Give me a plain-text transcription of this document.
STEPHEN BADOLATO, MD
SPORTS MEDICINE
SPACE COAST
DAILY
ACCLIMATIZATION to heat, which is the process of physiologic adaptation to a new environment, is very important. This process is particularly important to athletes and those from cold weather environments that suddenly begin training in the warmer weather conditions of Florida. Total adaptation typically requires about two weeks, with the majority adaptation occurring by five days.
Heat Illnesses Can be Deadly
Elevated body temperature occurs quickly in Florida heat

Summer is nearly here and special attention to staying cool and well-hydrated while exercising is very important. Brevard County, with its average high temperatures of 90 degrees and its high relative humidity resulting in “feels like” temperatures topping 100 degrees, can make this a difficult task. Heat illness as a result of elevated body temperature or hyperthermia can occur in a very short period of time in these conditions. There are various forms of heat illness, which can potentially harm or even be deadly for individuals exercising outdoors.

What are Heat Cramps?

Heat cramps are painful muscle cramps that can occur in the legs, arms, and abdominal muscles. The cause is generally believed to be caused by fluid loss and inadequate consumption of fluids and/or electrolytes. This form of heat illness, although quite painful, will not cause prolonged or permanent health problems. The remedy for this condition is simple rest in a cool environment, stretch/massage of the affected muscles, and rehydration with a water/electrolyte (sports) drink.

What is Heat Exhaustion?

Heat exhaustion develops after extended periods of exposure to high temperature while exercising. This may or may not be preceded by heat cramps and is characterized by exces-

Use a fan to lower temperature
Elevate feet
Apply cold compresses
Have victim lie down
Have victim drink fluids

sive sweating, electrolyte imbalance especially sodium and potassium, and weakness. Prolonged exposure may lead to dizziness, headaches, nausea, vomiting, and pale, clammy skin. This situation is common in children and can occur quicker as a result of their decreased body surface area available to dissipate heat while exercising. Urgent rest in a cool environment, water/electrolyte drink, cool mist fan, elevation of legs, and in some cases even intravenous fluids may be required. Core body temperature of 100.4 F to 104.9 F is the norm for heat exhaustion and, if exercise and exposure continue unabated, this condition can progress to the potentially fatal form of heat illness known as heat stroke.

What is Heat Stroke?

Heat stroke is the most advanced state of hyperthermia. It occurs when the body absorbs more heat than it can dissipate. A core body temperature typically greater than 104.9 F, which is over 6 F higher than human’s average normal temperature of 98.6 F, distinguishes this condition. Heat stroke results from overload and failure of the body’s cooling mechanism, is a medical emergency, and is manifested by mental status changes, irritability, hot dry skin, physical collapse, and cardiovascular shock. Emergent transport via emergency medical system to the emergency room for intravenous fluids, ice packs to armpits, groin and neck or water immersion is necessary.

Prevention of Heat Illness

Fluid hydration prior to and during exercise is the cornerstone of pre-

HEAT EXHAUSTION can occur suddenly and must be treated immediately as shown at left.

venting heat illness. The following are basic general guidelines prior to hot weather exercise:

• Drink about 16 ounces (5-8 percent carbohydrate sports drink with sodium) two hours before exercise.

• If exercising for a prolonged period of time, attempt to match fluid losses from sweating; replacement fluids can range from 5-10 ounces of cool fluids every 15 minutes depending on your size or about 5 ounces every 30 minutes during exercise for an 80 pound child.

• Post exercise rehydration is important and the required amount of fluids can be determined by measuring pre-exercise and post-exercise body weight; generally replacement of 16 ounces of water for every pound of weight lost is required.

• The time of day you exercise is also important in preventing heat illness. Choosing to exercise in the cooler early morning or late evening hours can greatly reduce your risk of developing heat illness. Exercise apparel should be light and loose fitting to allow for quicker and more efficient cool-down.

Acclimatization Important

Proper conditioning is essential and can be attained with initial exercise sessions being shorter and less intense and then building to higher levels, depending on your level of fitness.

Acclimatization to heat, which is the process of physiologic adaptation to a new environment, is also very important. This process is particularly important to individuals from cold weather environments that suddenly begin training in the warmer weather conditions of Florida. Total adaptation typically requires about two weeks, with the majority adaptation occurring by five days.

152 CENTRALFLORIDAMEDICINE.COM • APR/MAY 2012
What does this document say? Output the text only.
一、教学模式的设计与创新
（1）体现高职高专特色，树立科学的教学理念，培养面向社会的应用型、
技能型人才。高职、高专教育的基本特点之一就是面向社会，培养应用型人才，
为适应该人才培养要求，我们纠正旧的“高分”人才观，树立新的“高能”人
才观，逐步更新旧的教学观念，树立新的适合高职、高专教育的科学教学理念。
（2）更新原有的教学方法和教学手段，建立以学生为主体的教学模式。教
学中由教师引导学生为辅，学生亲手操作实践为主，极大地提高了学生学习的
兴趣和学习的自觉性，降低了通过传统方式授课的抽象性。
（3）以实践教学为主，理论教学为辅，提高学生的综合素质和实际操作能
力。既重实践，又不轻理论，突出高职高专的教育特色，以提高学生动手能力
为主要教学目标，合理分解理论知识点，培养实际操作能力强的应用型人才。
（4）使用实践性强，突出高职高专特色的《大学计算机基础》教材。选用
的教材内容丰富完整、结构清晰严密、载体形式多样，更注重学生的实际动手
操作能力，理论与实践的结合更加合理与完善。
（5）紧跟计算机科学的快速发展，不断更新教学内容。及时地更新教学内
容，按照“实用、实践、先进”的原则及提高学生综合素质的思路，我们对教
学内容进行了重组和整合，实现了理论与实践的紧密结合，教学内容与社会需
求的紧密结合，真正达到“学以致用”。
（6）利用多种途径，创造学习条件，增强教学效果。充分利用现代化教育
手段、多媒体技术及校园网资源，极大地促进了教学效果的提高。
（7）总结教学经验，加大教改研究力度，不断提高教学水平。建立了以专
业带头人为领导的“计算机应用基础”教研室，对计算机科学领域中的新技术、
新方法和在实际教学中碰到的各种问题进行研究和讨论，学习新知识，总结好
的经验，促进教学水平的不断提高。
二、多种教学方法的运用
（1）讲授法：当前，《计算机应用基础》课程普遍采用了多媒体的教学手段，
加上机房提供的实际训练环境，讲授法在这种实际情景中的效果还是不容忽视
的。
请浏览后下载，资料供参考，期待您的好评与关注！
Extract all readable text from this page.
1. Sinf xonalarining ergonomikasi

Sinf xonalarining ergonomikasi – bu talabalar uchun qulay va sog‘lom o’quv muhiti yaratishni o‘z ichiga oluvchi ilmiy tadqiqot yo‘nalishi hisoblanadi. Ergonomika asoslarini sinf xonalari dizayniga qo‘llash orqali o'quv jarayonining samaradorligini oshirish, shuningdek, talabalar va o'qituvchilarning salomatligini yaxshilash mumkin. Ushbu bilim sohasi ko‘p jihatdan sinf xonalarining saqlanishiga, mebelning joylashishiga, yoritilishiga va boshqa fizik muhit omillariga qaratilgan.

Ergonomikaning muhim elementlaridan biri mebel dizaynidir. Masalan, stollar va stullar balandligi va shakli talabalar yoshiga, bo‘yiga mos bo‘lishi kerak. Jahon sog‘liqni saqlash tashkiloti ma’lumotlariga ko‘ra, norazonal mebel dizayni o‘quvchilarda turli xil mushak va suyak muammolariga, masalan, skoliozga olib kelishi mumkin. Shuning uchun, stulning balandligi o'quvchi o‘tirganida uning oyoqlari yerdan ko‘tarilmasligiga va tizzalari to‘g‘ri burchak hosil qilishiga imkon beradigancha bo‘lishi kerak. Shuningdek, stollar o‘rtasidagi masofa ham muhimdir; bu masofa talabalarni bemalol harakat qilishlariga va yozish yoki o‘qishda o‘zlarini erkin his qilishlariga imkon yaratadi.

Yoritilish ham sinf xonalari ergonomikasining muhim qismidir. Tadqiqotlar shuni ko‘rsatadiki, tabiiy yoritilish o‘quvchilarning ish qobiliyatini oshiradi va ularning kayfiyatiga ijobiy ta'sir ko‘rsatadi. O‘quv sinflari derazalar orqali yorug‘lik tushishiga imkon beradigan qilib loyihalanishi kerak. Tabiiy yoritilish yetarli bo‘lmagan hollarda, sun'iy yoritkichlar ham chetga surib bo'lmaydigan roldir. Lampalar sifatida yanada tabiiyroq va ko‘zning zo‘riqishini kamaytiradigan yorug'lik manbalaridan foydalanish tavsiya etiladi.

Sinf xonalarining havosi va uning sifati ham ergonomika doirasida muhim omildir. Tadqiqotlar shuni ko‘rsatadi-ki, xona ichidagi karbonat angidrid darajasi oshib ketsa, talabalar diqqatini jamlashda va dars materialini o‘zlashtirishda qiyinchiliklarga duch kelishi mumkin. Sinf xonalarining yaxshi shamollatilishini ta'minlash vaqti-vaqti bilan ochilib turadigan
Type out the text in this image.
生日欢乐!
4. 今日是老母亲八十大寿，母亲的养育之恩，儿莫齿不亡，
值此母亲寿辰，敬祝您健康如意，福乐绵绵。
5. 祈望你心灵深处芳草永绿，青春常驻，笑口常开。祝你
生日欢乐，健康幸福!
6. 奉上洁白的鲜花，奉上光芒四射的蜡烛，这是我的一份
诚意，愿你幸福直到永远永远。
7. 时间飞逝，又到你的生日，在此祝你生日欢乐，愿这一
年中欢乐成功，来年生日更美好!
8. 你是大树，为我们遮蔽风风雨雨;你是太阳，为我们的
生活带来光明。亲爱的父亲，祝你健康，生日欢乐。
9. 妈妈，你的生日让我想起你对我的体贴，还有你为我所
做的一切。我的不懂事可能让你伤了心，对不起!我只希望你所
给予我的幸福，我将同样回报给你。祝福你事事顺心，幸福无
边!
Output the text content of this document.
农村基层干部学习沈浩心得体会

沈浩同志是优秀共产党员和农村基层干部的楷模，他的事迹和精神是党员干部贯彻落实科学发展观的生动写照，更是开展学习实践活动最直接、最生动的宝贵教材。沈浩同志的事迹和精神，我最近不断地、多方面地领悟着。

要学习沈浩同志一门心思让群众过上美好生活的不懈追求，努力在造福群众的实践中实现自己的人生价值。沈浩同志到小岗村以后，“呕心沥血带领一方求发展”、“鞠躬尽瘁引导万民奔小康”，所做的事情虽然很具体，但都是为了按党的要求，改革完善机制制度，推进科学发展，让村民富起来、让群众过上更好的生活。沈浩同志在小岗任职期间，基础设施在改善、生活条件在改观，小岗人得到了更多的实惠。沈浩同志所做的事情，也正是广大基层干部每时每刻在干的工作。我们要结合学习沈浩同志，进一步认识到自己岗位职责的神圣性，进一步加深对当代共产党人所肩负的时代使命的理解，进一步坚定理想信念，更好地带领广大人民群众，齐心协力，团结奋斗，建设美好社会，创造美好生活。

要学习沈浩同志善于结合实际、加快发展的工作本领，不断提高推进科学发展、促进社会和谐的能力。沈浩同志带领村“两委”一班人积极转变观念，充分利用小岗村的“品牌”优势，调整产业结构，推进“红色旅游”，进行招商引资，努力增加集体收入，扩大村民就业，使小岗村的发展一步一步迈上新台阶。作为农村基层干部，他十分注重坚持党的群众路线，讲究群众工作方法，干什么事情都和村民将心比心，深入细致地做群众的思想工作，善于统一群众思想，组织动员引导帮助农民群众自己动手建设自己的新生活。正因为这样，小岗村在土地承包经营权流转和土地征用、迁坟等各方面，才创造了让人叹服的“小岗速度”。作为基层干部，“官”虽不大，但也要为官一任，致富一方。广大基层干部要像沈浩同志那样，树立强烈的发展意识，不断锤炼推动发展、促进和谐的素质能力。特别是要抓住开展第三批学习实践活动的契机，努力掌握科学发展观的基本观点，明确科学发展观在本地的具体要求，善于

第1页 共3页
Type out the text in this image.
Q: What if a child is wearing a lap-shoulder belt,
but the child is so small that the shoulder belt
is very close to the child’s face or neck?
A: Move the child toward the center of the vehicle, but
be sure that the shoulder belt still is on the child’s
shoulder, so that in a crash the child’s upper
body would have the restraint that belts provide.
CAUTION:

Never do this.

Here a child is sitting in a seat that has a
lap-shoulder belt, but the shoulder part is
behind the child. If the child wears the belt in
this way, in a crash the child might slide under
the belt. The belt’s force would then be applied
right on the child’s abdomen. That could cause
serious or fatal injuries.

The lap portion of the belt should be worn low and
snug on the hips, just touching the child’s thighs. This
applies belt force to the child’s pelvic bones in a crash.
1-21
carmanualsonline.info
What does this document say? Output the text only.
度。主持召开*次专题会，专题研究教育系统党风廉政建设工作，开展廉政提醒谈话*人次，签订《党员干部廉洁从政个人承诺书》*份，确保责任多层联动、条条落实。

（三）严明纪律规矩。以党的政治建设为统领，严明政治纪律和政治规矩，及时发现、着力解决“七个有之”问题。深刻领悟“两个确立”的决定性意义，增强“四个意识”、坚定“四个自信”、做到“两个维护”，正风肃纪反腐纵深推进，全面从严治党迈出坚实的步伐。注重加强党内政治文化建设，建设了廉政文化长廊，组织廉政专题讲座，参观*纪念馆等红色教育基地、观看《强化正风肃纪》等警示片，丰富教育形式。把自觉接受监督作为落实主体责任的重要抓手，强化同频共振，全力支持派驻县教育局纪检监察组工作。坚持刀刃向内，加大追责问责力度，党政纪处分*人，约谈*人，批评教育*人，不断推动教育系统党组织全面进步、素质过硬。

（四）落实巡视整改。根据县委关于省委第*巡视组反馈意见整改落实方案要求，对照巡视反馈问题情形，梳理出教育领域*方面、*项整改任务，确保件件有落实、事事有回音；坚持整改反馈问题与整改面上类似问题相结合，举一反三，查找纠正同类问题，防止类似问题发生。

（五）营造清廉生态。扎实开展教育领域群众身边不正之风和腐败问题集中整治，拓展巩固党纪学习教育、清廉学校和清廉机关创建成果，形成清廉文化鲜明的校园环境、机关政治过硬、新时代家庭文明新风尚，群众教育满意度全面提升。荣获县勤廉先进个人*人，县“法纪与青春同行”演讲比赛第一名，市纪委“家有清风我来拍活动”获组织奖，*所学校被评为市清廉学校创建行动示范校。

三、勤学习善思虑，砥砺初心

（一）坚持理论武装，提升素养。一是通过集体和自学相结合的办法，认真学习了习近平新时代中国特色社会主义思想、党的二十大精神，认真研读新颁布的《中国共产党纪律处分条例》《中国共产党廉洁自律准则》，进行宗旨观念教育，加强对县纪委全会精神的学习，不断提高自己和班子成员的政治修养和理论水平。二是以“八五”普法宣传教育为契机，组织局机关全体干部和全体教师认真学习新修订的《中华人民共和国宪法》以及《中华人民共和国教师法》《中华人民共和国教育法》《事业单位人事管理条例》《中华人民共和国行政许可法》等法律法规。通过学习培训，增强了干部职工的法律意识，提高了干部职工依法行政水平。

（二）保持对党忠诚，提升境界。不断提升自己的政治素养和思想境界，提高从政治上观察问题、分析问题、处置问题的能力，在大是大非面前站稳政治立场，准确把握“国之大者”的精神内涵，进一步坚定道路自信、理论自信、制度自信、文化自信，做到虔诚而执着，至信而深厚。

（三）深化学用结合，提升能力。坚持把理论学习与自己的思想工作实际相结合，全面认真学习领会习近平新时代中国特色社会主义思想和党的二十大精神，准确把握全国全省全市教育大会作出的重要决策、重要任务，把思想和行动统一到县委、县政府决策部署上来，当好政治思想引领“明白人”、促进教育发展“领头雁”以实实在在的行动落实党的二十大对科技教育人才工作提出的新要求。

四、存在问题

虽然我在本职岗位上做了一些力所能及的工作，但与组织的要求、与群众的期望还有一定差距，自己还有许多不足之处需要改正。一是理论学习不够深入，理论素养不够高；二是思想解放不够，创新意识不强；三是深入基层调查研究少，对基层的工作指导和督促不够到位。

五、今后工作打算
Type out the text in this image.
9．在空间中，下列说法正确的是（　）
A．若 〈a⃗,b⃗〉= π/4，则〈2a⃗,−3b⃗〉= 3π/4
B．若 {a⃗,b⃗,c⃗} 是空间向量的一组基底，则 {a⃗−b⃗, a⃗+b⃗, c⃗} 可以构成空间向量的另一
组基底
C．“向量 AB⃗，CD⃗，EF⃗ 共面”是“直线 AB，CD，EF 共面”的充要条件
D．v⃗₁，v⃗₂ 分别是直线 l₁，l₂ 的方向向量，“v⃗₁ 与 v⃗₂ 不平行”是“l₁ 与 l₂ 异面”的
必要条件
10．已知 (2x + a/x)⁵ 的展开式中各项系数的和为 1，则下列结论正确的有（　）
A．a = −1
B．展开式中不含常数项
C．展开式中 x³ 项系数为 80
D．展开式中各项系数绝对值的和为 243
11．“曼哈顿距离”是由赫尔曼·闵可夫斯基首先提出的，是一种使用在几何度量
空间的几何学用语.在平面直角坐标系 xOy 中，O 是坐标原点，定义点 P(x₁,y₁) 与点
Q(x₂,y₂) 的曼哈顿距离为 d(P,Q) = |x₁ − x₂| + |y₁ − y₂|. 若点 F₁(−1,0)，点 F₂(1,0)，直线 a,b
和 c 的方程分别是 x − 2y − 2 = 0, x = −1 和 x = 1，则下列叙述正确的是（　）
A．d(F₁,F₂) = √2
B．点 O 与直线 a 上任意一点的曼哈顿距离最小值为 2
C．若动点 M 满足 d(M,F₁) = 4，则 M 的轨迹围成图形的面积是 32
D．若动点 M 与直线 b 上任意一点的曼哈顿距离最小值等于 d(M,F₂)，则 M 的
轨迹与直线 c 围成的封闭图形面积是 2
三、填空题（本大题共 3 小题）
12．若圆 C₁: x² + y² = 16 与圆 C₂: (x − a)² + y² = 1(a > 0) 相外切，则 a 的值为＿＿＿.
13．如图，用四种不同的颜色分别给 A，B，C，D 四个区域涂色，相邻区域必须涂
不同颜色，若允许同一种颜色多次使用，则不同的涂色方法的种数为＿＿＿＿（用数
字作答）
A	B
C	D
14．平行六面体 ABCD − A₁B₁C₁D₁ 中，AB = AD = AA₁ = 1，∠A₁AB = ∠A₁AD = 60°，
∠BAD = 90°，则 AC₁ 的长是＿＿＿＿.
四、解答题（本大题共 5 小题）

____________________

Your answer should be a single number: the count of lines in the material above that contain "weeks".

• _TASK ANSWER_
2